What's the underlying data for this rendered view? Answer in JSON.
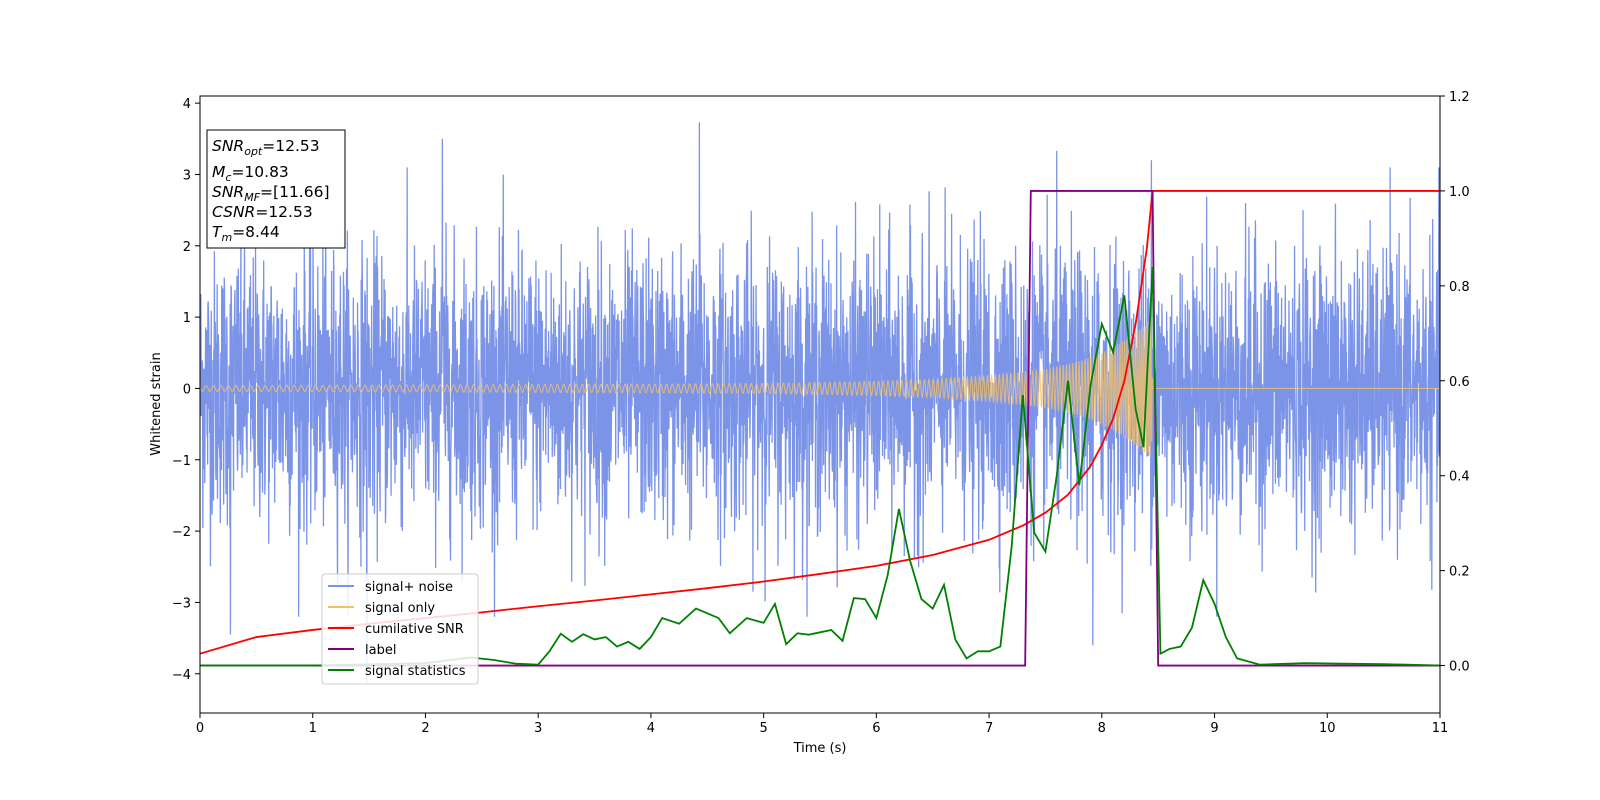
{
  "chart_data": {
    "type": "line",
    "xlabel": "Time (s)",
    "ylabel_left": "Whitened strain",
    "xlim": [
      0,
      11
    ],
    "ylim_left": [
      -4.55,
      4.1
    ],
    "ylim_right": [
      -0.1,
      1.2
    ],
    "grid": false,
    "legend_position": "lower-left",
    "x_ticks": [
      "0",
      "1",
      "2",
      "3",
      "4",
      "5",
      "6",
      "7",
      "8",
      "9",
      "10",
      "11"
    ],
    "y_ticks_left": [
      "−4",
      "−3",
      "−2",
      "−1",
      "0",
      "1",
      "2",
      "3",
      "4"
    ],
    "y_ticks_right": [
      "0.0",
      "0.2",
      "0.4",
      "0.6",
      "0.8",
      "1.0",
      "1.2"
    ],
    "info_box": {
      "snr_opt": {
        "base": "SNR",
        "sub": "opt",
        "value": "=12.53"
      },
      "mc": {
        "base": "M",
        "sub": "c",
        "value": "=10.83"
      },
      "snr_mf": {
        "base": "SNR",
        "sub": "MF",
        "value": "=[11.66]"
      },
      "csnr": {
        "base": "CSNR",
        "sub": "",
        "value": "=12.53"
      },
      "tm": {
        "base": "T",
        "sub": "m",
        "value": "=8.44"
      }
    },
    "series": [
      {
        "name": "signal+ noise",
        "color": "#7b94e8",
        "axis": "left",
        "description_of_shape": "Gaussian-like noise, amplitude ±2.5 typical, extremes reaching 3.73 (~4.4 s) and −4.15 (~1.5 s)",
        "peaks": [
          [
            0.27,
            -3.45
          ],
          [
            1.48,
            -4.15
          ],
          [
            2.15,
            3.5
          ],
          [
            4.43,
            3.73
          ],
          [
            7.6,
            3.33
          ],
          [
            7.92,
            -3.6
          ],
          [
            8.44,
            3.2
          ]
        ]
      },
      {
        "name": "signal only",
        "color": "#f2c06b",
        "axis": "left",
        "envelope": [
          [
            0,
            0.04
          ],
          [
            1,
            0.045
          ],
          [
            2,
            0.05
          ],
          [
            3,
            0.055
          ],
          [
            4,
            0.06
          ],
          [
            5,
            0.07
          ],
          [
            6,
            0.1
          ],
          [
            6.5,
            0.13
          ],
          [
            7,
            0.18
          ],
          [
            7.5,
            0.27
          ],
          [
            7.8,
            0.38
          ],
          [
            8.0,
            0.5
          ],
          [
            8.2,
            0.68
          ],
          [
            8.35,
            0.85
          ],
          [
            8.44,
            1.0
          ],
          [
            8.45,
            0.0
          ],
          [
            11,
            0.0
          ]
        ]
      },
      {
        "name": "cumilative SNR",
        "color": "#ff0000",
        "axis": "right",
        "points": [
          [
            0,
            0.025
          ],
          [
            0.5,
            0.06
          ],
          [
            1,
            0.075
          ],
          [
            1.5,
            0.088
          ],
          [
            2,
            0.1
          ],
          [
            2.5,
            0.112
          ],
          [
            3,
            0.125
          ],
          [
            3.5,
            0.137
          ],
          [
            4,
            0.15
          ],
          [
            4.5,
            0.163
          ],
          [
            5,
            0.177
          ],
          [
            5.5,
            0.193
          ],
          [
            6,
            0.21
          ],
          [
            6.5,
            0.233
          ],
          [
            7,
            0.265
          ],
          [
            7.3,
            0.295
          ],
          [
            7.5,
            0.322
          ],
          [
            7.7,
            0.36
          ],
          [
            7.9,
            0.42
          ],
          [
            8.0,
            0.465
          ],
          [
            8.1,
            0.52
          ],
          [
            8.2,
            0.6
          ],
          [
            8.3,
            0.72
          ],
          [
            8.4,
            0.88
          ],
          [
            8.45,
            1.0
          ],
          [
            11,
            1.0
          ]
        ]
      },
      {
        "name": "label",
        "color": "#800080",
        "axis": "right",
        "points": [
          [
            0,
            0.0
          ],
          [
            7.32,
            0.0
          ],
          [
            7.37,
            1.0
          ],
          [
            8.45,
            1.0
          ],
          [
            8.5,
            0.0
          ],
          [
            11,
            0.0
          ]
        ]
      },
      {
        "name": "signal statistics",
        "color": "#008000",
        "axis": "right",
        "points": [
          [
            0,
            0.0
          ],
          [
            1.0,
            0.0
          ],
          [
            2.0,
            0.005
          ],
          [
            2.4,
            0.017
          ],
          [
            2.6,
            0.012
          ],
          [
            2.8,
            0.004
          ],
          [
            3.0,
            0.002
          ],
          [
            3.1,
            0.03
          ],
          [
            3.2,
            0.067
          ],
          [
            3.3,
            0.05
          ],
          [
            3.4,
            0.066
          ],
          [
            3.5,
            0.055
          ],
          [
            3.6,
            0.06
          ],
          [
            3.7,
            0.04
          ],
          [
            3.8,
            0.05
          ],
          [
            3.9,
            0.035
          ],
          [
            4.0,
            0.06
          ],
          [
            4.1,
            0.1
          ],
          [
            4.25,
            0.088
          ],
          [
            4.4,
            0.12
          ],
          [
            4.6,
            0.1
          ],
          [
            4.7,
            0.068
          ],
          [
            4.85,
            0.1
          ],
          [
            5.0,
            0.09
          ],
          [
            5.1,
            0.13
          ],
          [
            5.2,
            0.045
          ],
          [
            5.3,
            0.068
          ],
          [
            5.4,
            0.065
          ],
          [
            5.6,
            0.075
          ],
          [
            5.7,
            0.052
          ],
          [
            5.8,
            0.142
          ],
          [
            5.9,
            0.14
          ],
          [
            6.0,
            0.1
          ],
          [
            6.1,
            0.19
          ],
          [
            6.2,
            0.33
          ],
          [
            6.3,
            0.22
          ],
          [
            6.4,
            0.14
          ],
          [
            6.5,
            0.12
          ],
          [
            6.6,
            0.17
          ],
          [
            6.7,
            0.055
          ],
          [
            6.8,
            0.015
          ],
          [
            6.9,
            0.03
          ],
          [
            7.0,
            0.03
          ],
          [
            7.1,
            0.04
          ],
          [
            7.2,
            0.25
          ],
          [
            7.3,
            0.57
          ],
          [
            7.4,
            0.28
          ],
          [
            7.5,
            0.24
          ],
          [
            7.6,
            0.4
          ],
          [
            7.7,
            0.6
          ],
          [
            7.8,
            0.38
          ],
          [
            7.9,
            0.59
          ],
          [
            8.0,
            0.72
          ],
          [
            8.1,
            0.66
          ],
          [
            8.2,
            0.78
          ],
          [
            8.3,
            0.54
          ],
          [
            8.37,
            0.46
          ],
          [
            8.45,
            0.84
          ],
          [
            8.52,
            0.025
          ],
          [
            8.6,
            0.035
          ],
          [
            8.7,
            0.04
          ],
          [
            8.8,
            0.08
          ],
          [
            8.9,
            0.18
          ],
          [
            9.0,
            0.13
          ],
          [
            9.1,
            0.06
          ],
          [
            9.2,
            0.015
          ],
          [
            9.4,
            0.002
          ],
          [
            9.8,
            0.005
          ],
          [
            10.5,
            0.003
          ],
          [
            11,
            0.0
          ]
        ]
      }
    ]
  }
}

════════

■ WHAT TO PRODUCE ■
Look through the entries above and report each line where the string "noise" occurs.

■ COMPLETE RESPONSE ■
        "name": "signal+ noise",
        "description_of_shape": "Gaussian-like noise, amplitude ±2.5 typical, extremes reaching 3.73 (~4.4 s) and −4.15 (~1.5 s)",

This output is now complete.